= Task inputs =
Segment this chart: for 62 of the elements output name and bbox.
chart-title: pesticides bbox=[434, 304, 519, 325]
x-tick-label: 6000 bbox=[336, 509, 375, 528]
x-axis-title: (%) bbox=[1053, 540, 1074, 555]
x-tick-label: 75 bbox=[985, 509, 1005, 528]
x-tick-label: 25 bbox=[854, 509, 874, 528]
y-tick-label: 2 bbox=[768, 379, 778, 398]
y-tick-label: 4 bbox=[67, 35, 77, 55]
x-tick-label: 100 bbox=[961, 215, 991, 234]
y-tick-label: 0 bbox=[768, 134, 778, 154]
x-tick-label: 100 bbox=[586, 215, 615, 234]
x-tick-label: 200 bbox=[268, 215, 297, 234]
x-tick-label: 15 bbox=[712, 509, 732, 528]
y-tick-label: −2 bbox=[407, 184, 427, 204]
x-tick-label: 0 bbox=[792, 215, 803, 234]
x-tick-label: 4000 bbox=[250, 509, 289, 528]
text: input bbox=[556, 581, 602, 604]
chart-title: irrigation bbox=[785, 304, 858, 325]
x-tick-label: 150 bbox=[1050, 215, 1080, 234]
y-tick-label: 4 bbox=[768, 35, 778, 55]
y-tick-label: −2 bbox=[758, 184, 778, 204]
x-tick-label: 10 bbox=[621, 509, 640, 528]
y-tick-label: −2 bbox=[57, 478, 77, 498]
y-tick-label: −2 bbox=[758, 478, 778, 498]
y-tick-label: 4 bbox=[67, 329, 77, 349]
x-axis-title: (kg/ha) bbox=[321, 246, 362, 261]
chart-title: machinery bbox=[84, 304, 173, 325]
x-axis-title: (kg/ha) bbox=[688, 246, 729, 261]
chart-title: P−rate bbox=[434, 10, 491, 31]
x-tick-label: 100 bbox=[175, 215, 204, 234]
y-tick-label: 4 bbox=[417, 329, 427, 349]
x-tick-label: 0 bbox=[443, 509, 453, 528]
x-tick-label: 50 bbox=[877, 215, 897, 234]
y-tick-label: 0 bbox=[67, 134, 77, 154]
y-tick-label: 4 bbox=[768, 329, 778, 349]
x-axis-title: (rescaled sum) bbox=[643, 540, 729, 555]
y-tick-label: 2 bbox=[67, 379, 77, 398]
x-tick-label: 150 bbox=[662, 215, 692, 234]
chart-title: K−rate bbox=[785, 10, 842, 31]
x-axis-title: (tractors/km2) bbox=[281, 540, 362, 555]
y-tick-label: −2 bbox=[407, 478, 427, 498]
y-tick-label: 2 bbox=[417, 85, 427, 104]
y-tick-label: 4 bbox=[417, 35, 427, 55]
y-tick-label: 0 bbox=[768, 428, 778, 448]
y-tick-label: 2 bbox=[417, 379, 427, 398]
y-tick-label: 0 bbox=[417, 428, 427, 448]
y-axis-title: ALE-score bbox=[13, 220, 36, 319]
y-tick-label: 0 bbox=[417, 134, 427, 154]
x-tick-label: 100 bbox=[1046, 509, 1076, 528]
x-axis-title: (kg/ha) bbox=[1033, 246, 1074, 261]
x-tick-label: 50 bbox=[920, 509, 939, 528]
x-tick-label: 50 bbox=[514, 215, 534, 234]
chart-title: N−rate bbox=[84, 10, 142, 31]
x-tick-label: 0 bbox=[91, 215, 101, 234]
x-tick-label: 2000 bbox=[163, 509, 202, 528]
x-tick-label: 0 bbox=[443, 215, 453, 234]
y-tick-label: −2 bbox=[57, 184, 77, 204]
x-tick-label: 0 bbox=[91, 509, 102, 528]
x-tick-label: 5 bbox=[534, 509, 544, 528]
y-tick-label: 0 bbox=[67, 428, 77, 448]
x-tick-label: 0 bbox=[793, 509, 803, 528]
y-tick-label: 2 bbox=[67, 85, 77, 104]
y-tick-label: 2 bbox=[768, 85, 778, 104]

= Written task =
Please copy every one of the rows above, keeping each character and line unchanged.

= Result of this task =
Segment this chart: for 62 of the elements output name and bbox.
chart-title: pesticides bbox=[434, 304, 519, 325]
x-tick-label: 6000 bbox=[336, 509, 375, 528]
x-axis-title: (%) bbox=[1053, 540, 1074, 555]
x-tick-label: 75 bbox=[985, 509, 1005, 528]
x-tick-label: 25 bbox=[854, 509, 874, 528]
y-tick-label: 2 bbox=[768, 379, 778, 398]
y-tick-label: 4 bbox=[67, 35, 77, 55]
x-tick-label: 100 bbox=[961, 215, 991, 234]
y-tick-label: 0 bbox=[768, 134, 778, 154]
x-tick-label: 100 bbox=[586, 215, 615, 234]
x-tick-label: 200 bbox=[268, 215, 297, 234]
x-tick-label: 15 bbox=[712, 509, 732, 528]
y-tick-label: −2 bbox=[407, 184, 427, 204]
x-tick-label: 0 bbox=[792, 215, 803, 234]
x-tick-label: 4000 bbox=[250, 509, 289, 528]
text: input bbox=[556, 581, 602, 604]
chart-title: irrigation bbox=[785, 304, 858, 325]
x-tick-label: 150 bbox=[1050, 215, 1080, 234]
y-tick-label: 4 bbox=[768, 35, 778, 55]
y-tick-label: −2 bbox=[758, 184, 778, 204]
x-tick-label: 10 bbox=[621, 509, 640, 528]
y-tick-label: −2 bbox=[57, 478, 77, 498]
y-tick-label: −2 bbox=[758, 478, 778, 498]
y-tick-label: 4 bbox=[67, 329, 77, 349]
x-axis-title: (kg/ha) bbox=[321, 246, 362, 261]
chart-title: machinery bbox=[84, 304, 173, 325]
x-axis-title: (kg/ha) bbox=[688, 246, 729, 261]
chart-title: P−rate bbox=[434, 10, 491, 31]
x-tick-label: 100 bbox=[175, 215, 204, 234]
y-tick-label: 4 bbox=[417, 329, 427, 349]
x-tick-label: 0 bbox=[443, 509, 453, 528]
x-tick-label: 50 bbox=[877, 215, 897, 234]
y-tick-label: 0 bbox=[67, 134, 77, 154]
y-tick-label: 4 bbox=[768, 329, 778, 349]
x-axis-title: (rescaled sum) bbox=[643, 540, 729, 555]
y-tick-label: 2 bbox=[67, 379, 77, 398]
x-tick-label: 150 bbox=[662, 215, 692, 234]
chart-title: K−rate bbox=[785, 10, 842, 31]
x-axis-title: (tractors/km2) bbox=[281, 540, 362, 555]
y-tick-label: −2 bbox=[407, 478, 427, 498]
y-tick-label: 2 bbox=[417, 85, 427, 104]
y-tick-label: 4 bbox=[417, 35, 427, 55]
y-tick-label: 0 bbox=[768, 428, 778, 448]
y-tick-label: 2 bbox=[417, 379, 427, 398]
y-tick-label: 0 bbox=[417, 428, 427, 448]
y-axis-title: ALE-score bbox=[13, 220, 36, 319]
y-tick-label: 0 bbox=[417, 134, 427, 154]
x-tick-label: 100 bbox=[1046, 509, 1076, 528]
x-axis-title: (kg/ha) bbox=[1033, 246, 1074, 261]
x-tick-label: 50 bbox=[920, 509, 939, 528]
x-tick-label: 50 bbox=[514, 215, 534, 234]
chart-title: N−rate bbox=[84, 10, 142, 31]
x-tick-label: 0 bbox=[91, 215, 101, 234]
x-tick-label: 2000 bbox=[163, 509, 202, 528]
x-tick-label: 0 bbox=[443, 215, 453, 234]
y-tick-label: −2 bbox=[57, 184, 77, 204]
x-tick-label: 0 bbox=[91, 509, 102, 528]
x-tick-label: 5 bbox=[534, 509, 544, 528]
y-tick-label: 0 bbox=[67, 428, 77, 448]
x-tick-label: 0 bbox=[793, 509, 803, 528]
y-tick-label: 2 bbox=[67, 85, 77, 104]
y-tick-label: 2 bbox=[768, 85, 778, 104]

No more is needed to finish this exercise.